> PROBLEM TO SOLVE
Show each line from the listing that includes the word "Free".

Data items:

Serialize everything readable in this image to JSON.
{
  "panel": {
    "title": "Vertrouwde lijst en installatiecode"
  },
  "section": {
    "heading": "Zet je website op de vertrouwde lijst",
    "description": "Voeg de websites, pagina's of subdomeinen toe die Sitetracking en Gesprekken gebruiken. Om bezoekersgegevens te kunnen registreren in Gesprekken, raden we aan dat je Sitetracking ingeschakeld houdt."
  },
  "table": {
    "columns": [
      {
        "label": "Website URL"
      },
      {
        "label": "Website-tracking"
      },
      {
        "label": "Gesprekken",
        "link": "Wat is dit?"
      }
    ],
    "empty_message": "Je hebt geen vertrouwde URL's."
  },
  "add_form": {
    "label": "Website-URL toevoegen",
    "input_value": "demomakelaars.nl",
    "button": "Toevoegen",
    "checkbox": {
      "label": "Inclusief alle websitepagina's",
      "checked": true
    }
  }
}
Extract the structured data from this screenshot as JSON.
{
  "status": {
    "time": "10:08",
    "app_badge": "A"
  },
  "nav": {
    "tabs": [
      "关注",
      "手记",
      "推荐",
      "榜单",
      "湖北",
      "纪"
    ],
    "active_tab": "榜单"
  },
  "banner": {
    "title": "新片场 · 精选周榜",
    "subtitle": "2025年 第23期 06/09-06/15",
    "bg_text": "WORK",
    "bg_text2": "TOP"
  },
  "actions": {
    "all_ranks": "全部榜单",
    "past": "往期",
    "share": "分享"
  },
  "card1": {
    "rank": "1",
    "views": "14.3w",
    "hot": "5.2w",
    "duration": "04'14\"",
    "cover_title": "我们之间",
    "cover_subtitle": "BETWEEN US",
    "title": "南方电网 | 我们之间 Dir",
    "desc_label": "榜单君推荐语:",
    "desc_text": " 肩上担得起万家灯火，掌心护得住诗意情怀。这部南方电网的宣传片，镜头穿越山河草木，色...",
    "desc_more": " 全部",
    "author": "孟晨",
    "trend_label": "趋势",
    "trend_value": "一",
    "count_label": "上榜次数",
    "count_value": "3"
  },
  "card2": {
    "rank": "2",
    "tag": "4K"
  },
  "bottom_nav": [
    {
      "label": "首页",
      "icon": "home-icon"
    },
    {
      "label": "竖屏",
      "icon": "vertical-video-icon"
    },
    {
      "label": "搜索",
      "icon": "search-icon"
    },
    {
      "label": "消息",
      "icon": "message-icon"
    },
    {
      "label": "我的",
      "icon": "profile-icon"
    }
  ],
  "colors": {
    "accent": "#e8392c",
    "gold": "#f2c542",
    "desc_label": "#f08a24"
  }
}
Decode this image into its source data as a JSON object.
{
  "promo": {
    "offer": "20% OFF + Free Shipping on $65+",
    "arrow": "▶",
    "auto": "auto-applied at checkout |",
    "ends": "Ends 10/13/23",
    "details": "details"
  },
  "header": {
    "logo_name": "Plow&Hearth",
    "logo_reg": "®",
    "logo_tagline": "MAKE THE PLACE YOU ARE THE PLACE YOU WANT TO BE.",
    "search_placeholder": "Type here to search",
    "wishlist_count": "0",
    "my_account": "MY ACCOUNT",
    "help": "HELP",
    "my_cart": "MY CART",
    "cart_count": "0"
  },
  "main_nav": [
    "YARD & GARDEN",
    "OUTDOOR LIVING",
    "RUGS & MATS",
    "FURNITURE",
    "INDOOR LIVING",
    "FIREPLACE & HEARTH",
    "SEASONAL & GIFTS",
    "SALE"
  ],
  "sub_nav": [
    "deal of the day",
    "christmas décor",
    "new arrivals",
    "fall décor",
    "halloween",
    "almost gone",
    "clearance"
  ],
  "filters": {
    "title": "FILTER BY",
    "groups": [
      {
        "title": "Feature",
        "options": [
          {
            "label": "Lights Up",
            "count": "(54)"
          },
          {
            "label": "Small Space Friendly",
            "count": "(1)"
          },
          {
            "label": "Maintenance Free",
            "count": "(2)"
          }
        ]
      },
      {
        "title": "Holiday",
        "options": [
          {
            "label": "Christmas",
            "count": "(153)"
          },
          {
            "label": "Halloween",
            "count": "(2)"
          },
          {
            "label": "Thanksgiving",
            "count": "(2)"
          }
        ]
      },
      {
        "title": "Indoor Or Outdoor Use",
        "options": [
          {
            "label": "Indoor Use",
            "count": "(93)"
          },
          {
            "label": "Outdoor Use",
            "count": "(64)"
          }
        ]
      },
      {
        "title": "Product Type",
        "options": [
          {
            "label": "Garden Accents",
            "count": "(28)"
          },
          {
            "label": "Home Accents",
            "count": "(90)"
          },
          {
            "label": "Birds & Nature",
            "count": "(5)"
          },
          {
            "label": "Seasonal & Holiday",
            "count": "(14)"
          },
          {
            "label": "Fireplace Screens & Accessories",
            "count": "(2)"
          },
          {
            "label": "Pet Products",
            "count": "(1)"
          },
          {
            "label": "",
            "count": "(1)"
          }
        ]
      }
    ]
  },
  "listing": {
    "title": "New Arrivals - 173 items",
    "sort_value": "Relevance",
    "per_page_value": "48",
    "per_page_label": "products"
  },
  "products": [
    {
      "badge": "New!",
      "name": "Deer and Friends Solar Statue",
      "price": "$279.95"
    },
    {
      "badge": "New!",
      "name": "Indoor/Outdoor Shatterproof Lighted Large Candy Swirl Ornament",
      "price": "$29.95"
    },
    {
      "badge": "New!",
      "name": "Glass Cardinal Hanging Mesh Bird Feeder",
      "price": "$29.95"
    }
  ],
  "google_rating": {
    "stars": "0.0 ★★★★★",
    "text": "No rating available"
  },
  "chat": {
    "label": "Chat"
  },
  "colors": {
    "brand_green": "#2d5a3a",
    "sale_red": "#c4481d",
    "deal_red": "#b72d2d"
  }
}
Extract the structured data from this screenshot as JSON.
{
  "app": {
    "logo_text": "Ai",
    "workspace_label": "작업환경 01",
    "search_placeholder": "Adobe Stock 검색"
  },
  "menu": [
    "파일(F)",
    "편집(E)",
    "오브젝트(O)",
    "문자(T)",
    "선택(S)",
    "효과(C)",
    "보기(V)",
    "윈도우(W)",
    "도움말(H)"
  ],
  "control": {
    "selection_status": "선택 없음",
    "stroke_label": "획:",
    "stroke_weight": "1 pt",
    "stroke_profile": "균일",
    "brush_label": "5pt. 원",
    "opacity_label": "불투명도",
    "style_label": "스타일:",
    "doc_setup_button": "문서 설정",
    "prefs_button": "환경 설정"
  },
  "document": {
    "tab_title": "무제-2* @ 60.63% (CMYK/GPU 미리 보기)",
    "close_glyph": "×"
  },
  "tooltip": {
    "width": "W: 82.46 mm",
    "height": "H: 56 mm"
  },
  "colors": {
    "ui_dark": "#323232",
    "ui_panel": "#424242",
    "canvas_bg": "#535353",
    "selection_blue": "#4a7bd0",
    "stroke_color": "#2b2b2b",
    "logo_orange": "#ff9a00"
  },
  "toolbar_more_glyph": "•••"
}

> EXPECTED ANSWER
    "offer": "20% OFF + Free Shipping on $65+",
            "label": "Maintenance Free",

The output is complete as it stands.